* _Problem to solve_:
Update the records below by replacing every "y-tick-label" with "left-axis-tick-label" and keeping everything else unchanged. Leave the pictures out of your answer.

Dataset entries
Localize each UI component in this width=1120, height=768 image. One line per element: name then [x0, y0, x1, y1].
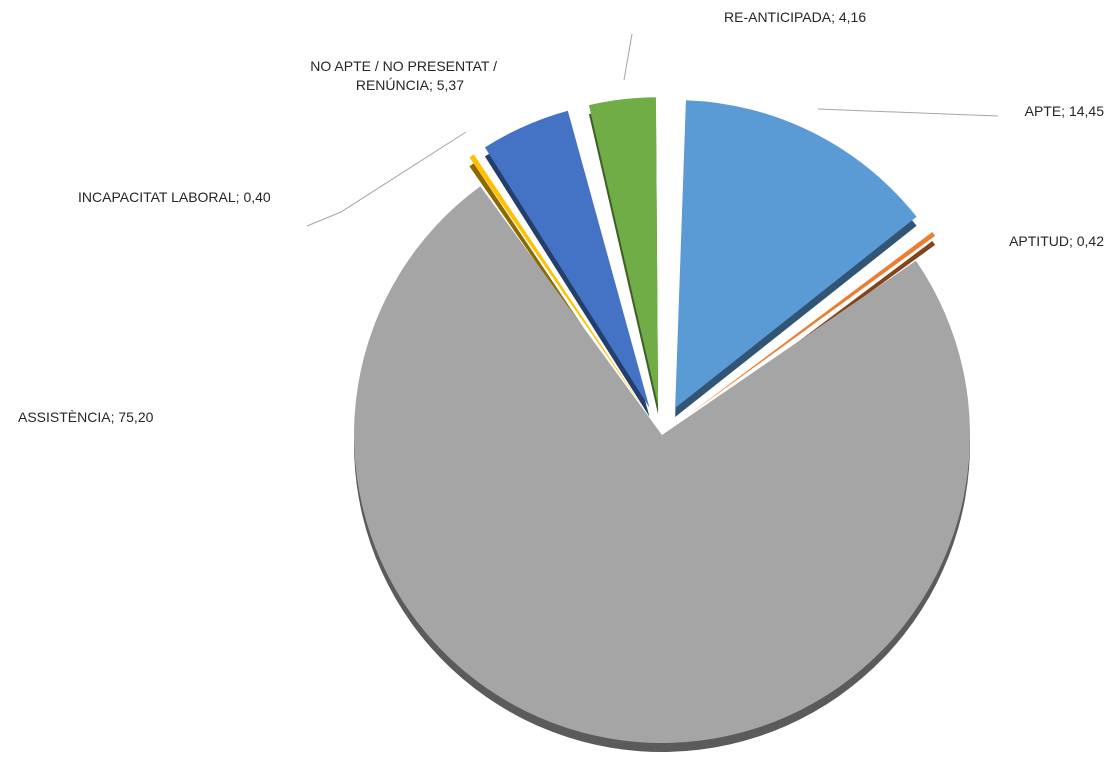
leader-line-incapacitat-laboral	[306, 131, 467, 227]
data-label-no-apte-no-presentat-renuncia: NO APTE / NO PRESENTAT / RENÚNCIA; 5,37	[310, 58, 497, 93]
leader-line-layer	[306, 33, 999, 227]
data-label-incapacitat-laboral: INCAPACITAT LABORAL; 0,40	[78, 189, 271, 205]
pie-slice-assistencia	[353, 186, 970, 743]
pie-slice-incapacitat-laboral	[469, 154, 645, 411]
data-label-assistencia: ASSISTÈNCIA; 75,20	[18, 409, 154, 425]
data-label-apte: APTE; 14,45	[1025, 103, 1105, 119]
pie-slice-no-apte-no-presentat-renuncia	[484, 110, 650, 408]
data-label-re-anticipada: RE-ANTICIPADA; 4,16	[724, 9, 866, 25]
pie-slice-layer	[353, 97, 970, 743]
pie-slice-re-anticipada	[588, 97, 659, 406]
leader-line-apte	[817, 108, 999, 117]
data-label-aptitud: APTITUD; 0,42	[1009, 233, 1104, 249]
leader-line-re-anticipada	[623, 33, 633, 81]
pie-slice-apte	[675, 100, 917, 409]
data-label-layer: APTE; 14,45 APTITUD; 0,42 ASSISTÈNCIA; 75,…	[18, 9, 1104, 425]
pie-slice-aptitud	[685, 232, 936, 417]
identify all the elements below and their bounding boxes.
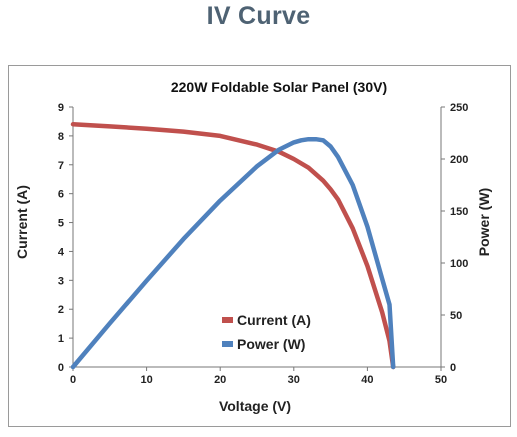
x-axis-label: Voltage (V) (219, 398, 291, 414)
y2-tick-label: 0 (450, 362, 456, 374)
y2-tick-label: 50 (450, 310, 462, 322)
y-tick-label: 6 (58, 189, 64, 201)
x-tick-label: 0 (70, 374, 76, 386)
y-tick-label: 1 (58, 333, 64, 345)
y2-tick-label: 150 (450, 206, 468, 218)
legend-current-label: Current (A) (237, 312, 311, 328)
legend: Current (A) Power (W) (222, 312, 311, 352)
y-tick-label: 7 (58, 160, 64, 172)
x-tick-label: 30 (288, 374, 300, 386)
y-tick-label: 3 (58, 275, 64, 287)
y-tick-label: 4 (58, 246, 65, 258)
y-tick-label: 9 (58, 102, 64, 114)
x-tick-label: 10 (140, 374, 152, 386)
power-series-line (70, 136, 396, 370)
series-lines (70, 122, 396, 370)
y2-tick-label: 200 (450, 154, 468, 166)
y2-axis-label: Power (W) (476, 188, 492, 256)
y-tick-label: 0 (58, 362, 64, 374)
chart-title: 220W Foldable Solar Panel (30V) (171, 79, 387, 95)
y-tick-label: 5 (58, 218, 64, 230)
x-tick-label: 20 (214, 374, 226, 386)
y2-tick-label: 100 (450, 258, 468, 270)
x-tick-label: 40 (361, 374, 373, 386)
y2-tick-label: 250 (450, 102, 468, 114)
y-axis-label: Current (A) (14, 185, 30, 259)
y-tick-label: 2 (58, 304, 64, 316)
current-series-line (70, 122, 396, 370)
y-tick-label: 8 (58, 131, 64, 143)
legend-power-label: Power (W) (237, 336, 305, 352)
page-title: IV Curve (206, 2, 311, 30)
x-tick-label: 50 (435, 374, 447, 386)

* _Exercise output_:
Localize each UI component in this width=1120, height=768 image. One line per element: name then [x0, y0, x1, y1].
leader-line-incapacitat-laboral	[306, 131, 467, 227]
data-label-no-apte-no-presentat-renuncia: NO APTE / NO PRESENTAT / RENÚNCIA; 5,37	[310, 58, 497, 93]
leader-line-layer	[306, 33, 999, 227]
data-label-incapacitat-laboral: INCAPACITAT LABORAL; 0,40	[78, 189, 271, 205]
pie-slice-assistencia	[353, 186, 970, 743]
pie-slice-incapacitat-laboral	[469, 154, 645, 411]
data-label-assistencia: ASSISTÈNCIA; 75,20	[18, 409, 154, 425]
data-label-apte: APTE; 14,45	[1025, 103, 1105, 119]
pie-slice-no-apte-no-presentat-renuncia	[484, 110, 650, 408]
data-label-re-anticipada: RE-ANTICIPADA; 4,16	[724, 9, 866, 25]
pie-slice-layer	[353, 97, 970, 743]
pie-slice-re-anticipada	[588, 97, 659, 406]
leader-line-apte	[817, 108, 999, 117]
data-label-aptitud: APTITUD; 0,42	[1009, 233, 1104, 249]
leader-line-re-anticipada	[623, 33, 633, 81]
pie-slice-apte	[675, 100, 917, 409]
data-label-layer: APTE; 14,45 APTITUD; 0,42 ASSISTÈNCIA; 75,…	[18, 9, 1104, 425]
pie-slice-aptitud	[685, 232, 936, 417]
identify all the elements below and their bounding boxes.
x-axis-label: Voltage (V) (219, 398, 291, 414)
y2-tick-label: 0 (450, 362, 456, 374)
y2-tick-label: 50 (450, 310, 462, 322)
left-axis-tick-label: 6 (58, 189, 64, 201)
x-tick-label: 0 (70, 374, 76, 386)
left-axis-tick-label: 1 (58, 333, 64, 345)
y2-tick-label: 150 (450, 206, 468, 218)
legend-current-label: Current (A) (237, 312, 311, 328)
legend: Current (A) Power (W) (222, 312, 311, 352)
left-axis-tick-label: 7 (58, 160, 64, 172)
x-tick-label: 30 (288, 374, 300, 386)
left-axis-tick-label: 3 (58, 275, 64, 287)
left-axis-tick-label: 4 (58, 246, 65, 258)
left-axis-tick-label: 9 (58, 102, 64, 114)
x-tick-label: 10 (140, 374, 152, 386)
power-series-line (70, 136, 396, 370)
series-lines (70, 122, 396, 370)
y2-tick-label: 200 (450, 154, 468, 166)
y2-axis-label: Power (W) (476, 188, 492, 256)
left-axis-tick-label: 0 (58, 362, 64, 374)
chart-title: 220W Foldable Solar Panel (30V) (171, 79, 387, 95)
left-axis-tick-label: 5 (58, 218, 64, 230)
x-tick-label: 20 (214, 374, 226, 386)
y2-tick-label: 100 (450, 258, 468, 270)
x-tick-label: 40 (361, 374, 373, 386)
y2-tick-label: 250 (450, 102, 468, 114)
y-axis-label: Current (A) (14, 185, 30, 259)
left-axis-tick-label: 2 (58, 304, 64, 316)
current-series-line (70, 122, 396, 370)
left-axis-tick-label: 8 (58, 131, 64, 143)
legend-power-label: Power (W) (237, 336, 305, 352)
page-title: IV Curve (206, 2, 311, 30)
x-tick-label: 50 (435, 374, 447, 386)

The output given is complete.